**Extracted data entries**

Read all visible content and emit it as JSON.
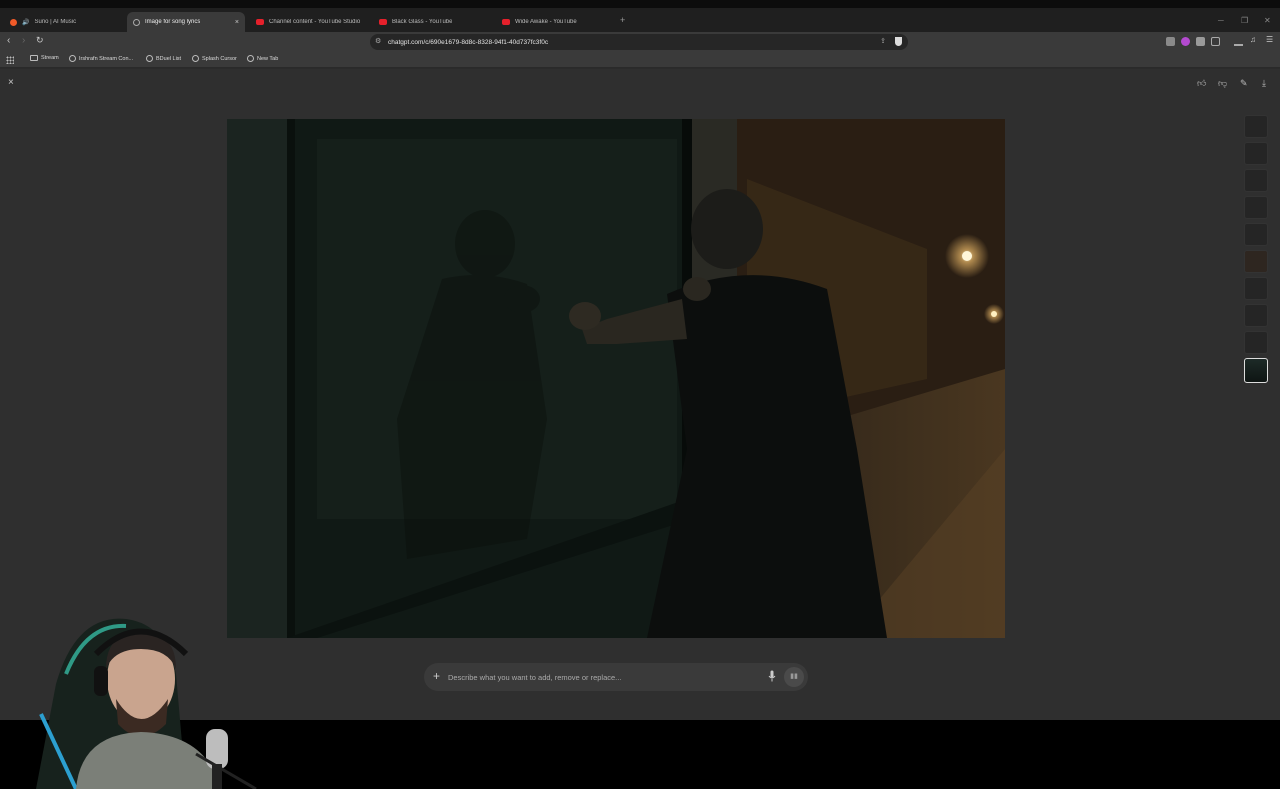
{
  "browser": {
    "tabs": [
      {
        "label": "Suno | AI Music",
        "favicon": "suno-icon",
        "audio": true,
        "active": false
      },
      {
        "label": "Image for song lyrics",
        "favicon": "globe-icon",
        "audio": false,
        "active": true
      },
      {
        "label": "Channel content - YouTube Studio",
        "favicon": "youtube-icon",
        "audio": false,
        "active": false
      },
      {
        "label": "Black Glass - YouTube",
        "favicon": "youtube-icon",
        "audio": false,
        "active": false
      },
      {
        "label": "Wide Awake - YouTube",
        "favicon": "youtube-icon",
        "audio": false,
        "active": false
      }
    ],
    "tab_close_glyph": "×",
    "new_tab_glyph": "+",
    "address": "chatgpt.com/c/690e1679-8d8c-8328-94f1-40d737fc3f0c",
    "bookmarks": [
      {
        "label": "Stream",
        "icon": "folder-icon"
      },
      {
        "label": "Irshrafn Stream Con...",
        "icon": "globe-icon"
      },
      {
        "label": "BDuel List",
        "icon": "globe-icon"
      },
      {
        "label": "Splash Cursor",
        "icon": "globe-icon"
      },
      {
        "label": "New Tab",
        "icon": "globe-icon"
      }
    ]
  },
  "viewer": {
    "close_glyph": "×",
    "prompt_placeholder": "Describe what you want to add, remove or replace...",
    "thumbnail_count": 10,
    "selected_thumbnail": 10
  },
  "colors": {
    "background": "#2f2f2f",
    "tabstrip": "#1f1f1f",
    "toolbar": "#3a3a3a",
    "youtube_red": "#e5202b",
    "accent_text": "#dddddd"
  }
}
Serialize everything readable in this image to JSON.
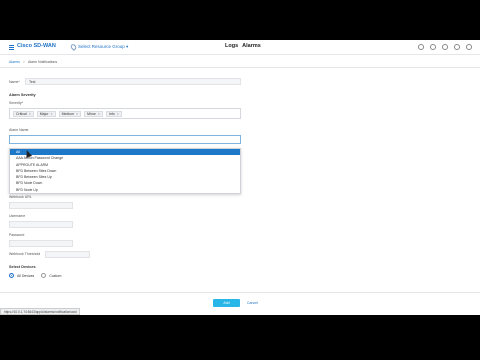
{
  "topnav": {
    "brand": "Cisco SD-WAN",
    "resource_group": "Select Resource Group ▾",
    "title_logs": "Logs",
    "title_alarms": "Alarms"
  },
  "breadcrumb": {
    "home": "Alarms",
    "separator": ">",
    "current": "Alarm Notifications"
  },
  "form": {
    "name_label": "Name*",
    "name_value": "Test",
    "section_severity": "Alarm Severity",
    "severity_label": "Severity*",
    "severity_chips": [
      "Critical",
      "Major",
      "Medium",
      "Minor",
      "Info"
    ],
    "alarm_name_label": "Alarm Name",
    "dropdown_items": [
      "All",
      "AAA Admin Password Change",
      "APPROUTE ALARM",
      "BFD Between Sites Down",
      "BFD Between Sites Up",
      "BFD Node Down",
      "BFD Node Up"
    ],
    "webhook_url_label": "Webhook URL",
    "username_label": "Username",
    "password_label": "Password",
    "threshold_label": "Webhook Threshold",
    "section_devices": "Select Devices",
    "radio_all": "All Devices",
    "radio_custom": "Custom"
  },
  "buttons": {
    "add": "Add",
    "cancel": "Cancel"
  },
  "status_url": "https://10.0.1.74:8443/app/#/alarms/notification/add"
}
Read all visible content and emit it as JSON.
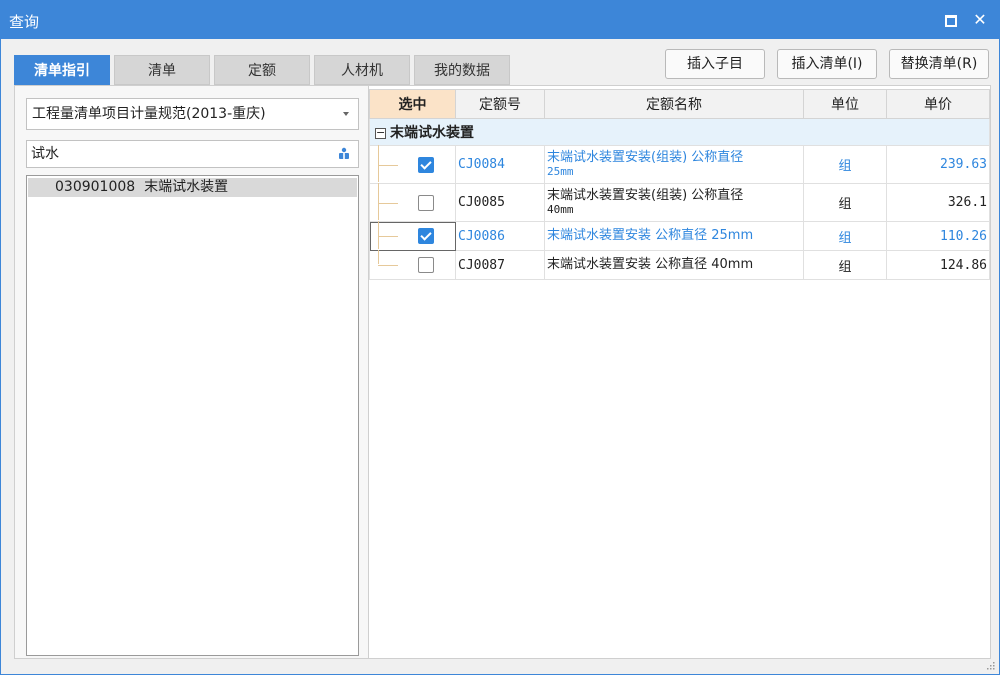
{
  "window": {
    "title": "查询"
  },
  "tabs": [
    {
      "label": "清单指引",
      "active": true
    },
    {
      "label": "清单",
      "active": false
    },
    {
      "label": "定额",
      "active": false
    },
    {
      "label": "人材机",
      "active": false
    },
    {
      "label": "我的数据",
      "active": false
    }
  ],
  "toolbar": {
    "insert_child": "插入子目",
    "insert_list": "插入清单(I)",
    "replace_list": "替换清单(R)"
  },
  "left_panel": {
    "spec_select": "工程量清单项目计量规范(2013-重庆)",
    "search_value": "试水",
    "tree_items": [
      {
        "code": "030901008",
        "name": "末端试水装置"
      }
    ]
  },
  "grid": {
    "columns": [
      "选中",
      "定额号",
      "定额名称",
      "单位",
      "单价"
    ],
    "group": {
      "title": "末端试水装置"
    },
    "rows": [
      {
        "checked": true,
        "code": "CJ0084",
        "name_line1": "末端试水装置安装(组装) 公称直径",
        "name_line2": "25mm",
        "unit": "组",
        "price": "239.63"
      },
      {
        "checked": false,
        "code": "CJ0085",
        "name_line1": "末端试水装置安装(组装) 公称直径",
        "name_line2": "40mm",
        "unit": "组",
        "price": "326.1"
      },
      {
        "checked": true,
        "code": "CJ0086",
        "name_line1": "末端试水装置安装 公称直径 25mm",
        "name_line2": "",
        "unit": "组",
        "price": "110.26"
      },
      {
        "checked": false,
        "code": "CJ0087",
        "name_line1": "末端试水装置安装 公称直径 40mm",
        "name_line2": "",
        "unit": "组",
        "price": "124.86"
      }
    ]
  },
  "colors": {
    "accent": "#3d86d8",
    "selected_text": "#2e86de",
    "header_highlight": "#fbe3c8",
    "group_row": "#e6f2fb"
  }
}
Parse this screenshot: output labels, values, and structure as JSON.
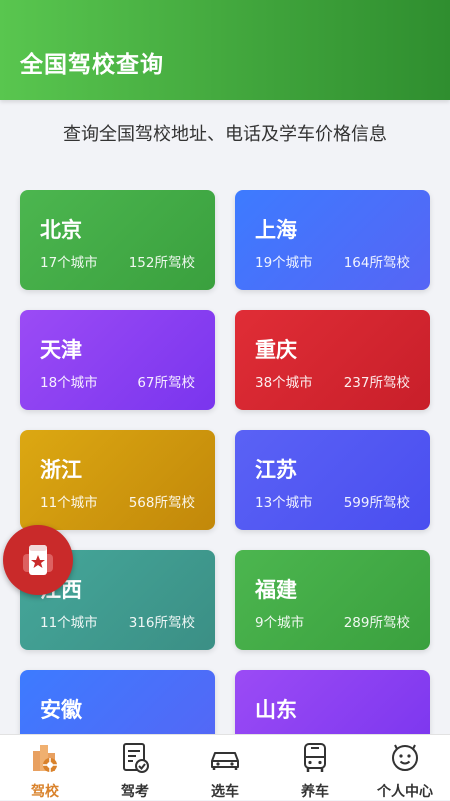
{
  "header": {
    "title": "全国驾校查询"
  },
  "subtitle": "查询全国驾校地址、电话及学车价格信息",
  "provinces": [
    {
      "name": "北京",
      "cities": "17个城市",
      "schools": "152所驾校",
      "color_from": "#4cb64f",
      "color_to": "#3aa03e"
    },
    {
      "name": "上海",
      "cities": "19个城市",
      "schools": "164所驾校",
      "color_from": "#3d7bff",
      "color_to": "#5665f5"
    },
    {
      "name": "天津",
      "cities": "18个城市",
      "schools": "67所驾校",
      "color_from": "#9b4bf5",
      "color_to": "#7a35ee"
    },
    {
      "name": "重庆",
      "cities": "38个城市",
      "schools": "237所驾校",
      "color_from": "#e02d36",
      "color_to": "#c81f2a"
    },
    {
      "name": "浙江",
      "cities": "11个城市",
      "schools": "568所驾校",
      "color_from": "#dca812",
      "color_to": "#c2880a"
    },
    {
      "name": "江苏",
      "cities": "13个城市",
      "schools": "599所驾校",
      "color_from": "#5a62f5",
      "color_to": "#4a4ef0"
    },
    {
      "name": "江西",
      "cities": "11个城市",
      "schools": "316所驾校",
      "color_from": "#45a79a",
      "color_to": "#3b8f85"
    },
    {
      "name": "福建",
      "cities": "9个城市",
      "schools": "289所驾校",
      "color_from": "#4cb64f",
      "color_to": "#3aa03e"
    },
    {
      "name": "安徽",
      "cities": "",
      "schools": "",
      "color_from": "#3d7bff",
      "color_to": "#5665f5"
    },
    {
      "name": "山东",
      "cities": "",
      "schools": "",
      "color_from": "#9b4bf5",
      "color_to": "#7a35ee"
    }
  ],
  "tabs": [
    {
      "label": "驾校",
      "icon": "driving-school-icon",
      "active": true
    },
    {
      "label": "驾考",
      "icon": "exam-icon",
      "active": false
    },
    {
      "label": "选车",
      "icon": "car-icon",
      "active": false
    },
    {
      "label": "养车",
      "icon": "bus-icon",
      "active": false
    },
    {
      "label": "个人中心",
      "icon": "profile-face-icon",
      "active": false
    }
  ],
  "colors": {
    "accent": "#d9822b",
    "header_green": "#4cb64f",
    "float_red": "#c92a2a"
  }
}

**What to work on**
Restate the data above word for word. Do not include the images.

**Answer to the task**
Read all visible content and emit it as JSON.
{
  "browser": {
    "tabs": [
      {
        "label": "Suno | AI Music",
        "favicon": "suno-icon",
        "audio": true,
        "active": false
      },
      {
        "label": "Image for song lyrics",
        "favicon": "globe-icon",
        "audio": false,
        "active": true
      },
      {
        "label": "Channel content - YouTube Studio",
        "favicon": "youtube-icon",
        "audio": false,
        "active": false
      },
      {
        "label": "Black Glass - YouTube",
        "favicon": "youtube-icon",
        "audio": false,
        "active": false
      },
      {
        "label": "Wide Awake - YouTube",
        "favicon": "youtube-icon",
        "audio": false,
        "active": false
      }
    ],
    "tab_close_glyph": "×",
    "new_tab_glyph": "+",
    "address": "chatgpt.com/c/690e1679-8d8c-8328-94f1-40d737fc3f0c",
    "bookmarks": [
      {
        "label": "Stream",
        "icon": "folder-icon"
      },
      {
        "label": "Irshrafn Stream Con...",
        "icon": "globe-icon"
      },
      {
        "label": "BDuel List",
        "icon": "globe-icon"
      },
      {
        "label": "Splash Cursor",
        "icon": "globe-icon"
      },
      {
        "label": "New Tab",
        "icon": "globe-icon"
      }
    ]
  },
  "viewer": {
    "close_glyph": "×",
    "prompt_placeholder": "Describe what you want to add, remove or replace...",
    "thumbnail_count": 10,
    "selected_thumbnail": 10
  },
  "colors": {
    "background": "#2f2f2f",
    "tabstrip": "#1f1f1f",
    "toolbar": "#3a3a3a",
    "youtube_red": "#e5202b",
    "accent_text": "#dddddd"
  }
}
Serialize everything readable in this image to JSON.
{
  "topnav": {
    "brand": "Cisco SD-WAN",
    "resource_group": "Select Resource Group ▾",
    "title_logs": "Logs",
    "title_alarms": "Alarms"
  },
  "breadcrumb": {
    "home": "Alarms",
    "separator": ">",
    "current": "Alarm Notifications"
  },
  "form": {
    "name_label": "Name*",
    "name_value": "Test",
    "section_severity": "Alarm Severity",
    "severity_label": "Severity*",
    "severity_chips": [
      "Critical",
      "Major",
      "Medium",
      "Minor",
      "Info"
    ],
    "alarm_name_label": "Alarm Name",
    "dropdown_items": [
      "All",
      "AAA Admin Password Change",
      "APPROUTE ALARM",
      "BFD Between Sites Down",
      "BFD Between Sites Up",
      "BFD Node Down",
      "BFD Node Up"
    ],
    "webhook_url_label": "Webhook URL",
    "username_label": "Username",
    "password_label": "Password",
    "threshold_label": "Webhook Threshold",
    "section_devices": "Select Devices",
    "radio_all": "All Devices",
    "radio_custom": "Custom"
  },
  "buttons": {
    "add": "Add",
    "cancel": "Cancel"
  },
  "status_url": "https://10.0.1.74:8443/app/#/alarms/notification/add"
}
Read all visible content and emit it as JSON.
{
  "window": {
    "title": "查询"
  },
  "tabs": [
    {
      "label": "清单指引",
      "active": true
    },
    {
      "label": "清单",
      "active": false
    },
    {
      "label": "定额",
      "active": false
    },
    {
      "label": "人材机",
      "active": false
    },
    {
      "label": "我的数据",
      "active": false
    }
  ],
  "toolbar": {
    "insert_child": "插入子目",
    "insert_list": "插入清单(I)",
    "replace_list": "替换清单(R)"
  },
  "left_panel": {
    "spec_select": "工程量清单项目计量规范(2013-重庆)",
    "search_value": "试水",
    "tree_items": [
      {
        "code": "030901008",
        "name": "末端试水装置"
      }
    ]
  },
  "grid": {
    "columns": [
      "选中",
      "定额号",
      "定额名称",
      "单位",
      "单价"
    ],
    "group": {
      "title": "末端试水装置"
    },
    "rows": [
      {
        "checked": true,
        "code": "CJ0084",
        "name_line1": "末端试水装置安装(组装) 公称直径",
        "name_line2": "25mm",
        "unit": "组",
        "price": "239.63"
      },
      {
        "checked": false,
        "code": "CJ0085",
        "name_line1": "末端试水装置安装(组装) 公称直径",
        "name_line2": "40mm",
        "unit": "组",
        "price": "326.1"
      },
      {
        "checked": true,
        "code": "CJ0086",
        "name_line1": "末端试水装置安装 公称直径 25mm",
        "name_line2": "",
        "unit": "组",
        "price": "110.26"
      },
      {
        "checked": false,
        "code": "CJ0087",
        "name_line1": "末端试水装置安装 公称直径 40mm",
        "name_line2": "",
        "unit": "组",
        "price": "124.86"
      }
    ]
  },
  "colors": {
    "accent": "#3d86d8",
    "selected_text": "#2e86de",
    "header_highlight": "#fbe3c8",
    "group_row": "#e6f2fb"
  }
}
Parse this screenshot: output labels, values, and structure as JSON.
{
  "header": {
    "title": "全国驾校查询"
  },
  "subtitle": "查询全国驾校地址、电话及学车价格信息",
  "provinces": [
    {
      "name": "北京",
      "cities": "17个城市",
      "schools": "152所驾校",
      "color_from": "#4cb64f",
      "color_to": "#3aa03e"
    },
    {
      "name": "上海",
      "cities": "19个城市",
      "schools": "164所驾校",
      "color_from": "#3d7bff",
      "color_to": "#5665f5"
    },
    {
      "name": "天津",
      "cities": "18个城市",
      "schools": "67所驾校",
      "color_from": "#9b4bf5",
      "color_to": "#7a35ee"
    },
    {
      "name": "重庆",
      "cities": "38个城市",
      "schools": "237所驾校",
      "color_from": "#e02d36",
      "color_to": "#c81f2a"
    },
    {
      "name": "浙江",
      "cities": "11个城市",
      "schools": "568所驾校",
      "color_from": "#dca812",
      "color_to": "#c2880a"
    },
    {
      "name": "江苏",
      "cities": "13个城市",
      "schools": "599所驾校",
      "color_from": "#5a62f5",
      "color_to": "#4a4ef0"
    },
    {
      "name": "江西",
      "cities": "11个城市",
      "schools": "316所驾校",
      "color_from": "#45a79a",
      "color_to": "#3b8f85"
    },
    {
      "name": "福建",
      "cities": "9个城市",
      "schools": "289所驾校",
      "color_from": "#4cb64f",
      "color_to": "#3aa03e"
    },
    {
      "name": "安徽",
      "cities": "",
      "schools": "",
      "color_from": "#3d7bff",
      "color_to": "#5665f5"
    },
    {
      "name": "山东",
      "cities": "",
      "schools": "",
      "color_from": "#9b4bf5",
      "color_to": "#7a35ee"
    }
  ],
  "tabs": [
    {
      "label": "驾校",
      "icon": "driving-school-icon",
      "active": true
    },
    {
      "label": "驾考",
      "icon": "exam-icon",
      "active": false
    },
    {
      "label": "选车",
      "icon": "car-icon",
      "active": false
    },
    {
      "label": "养车",
      "icon": "bus-icon",
      "active": false
    },
    {
      "label": "个人中心",
      "icon": "profile-face-icon",
      "active": false
    }
  ],
  "colors": {
    "accent": "#d9822b",
    "header_green": "#4cb64f",
    "float_red": "#c92a2a"
  }
}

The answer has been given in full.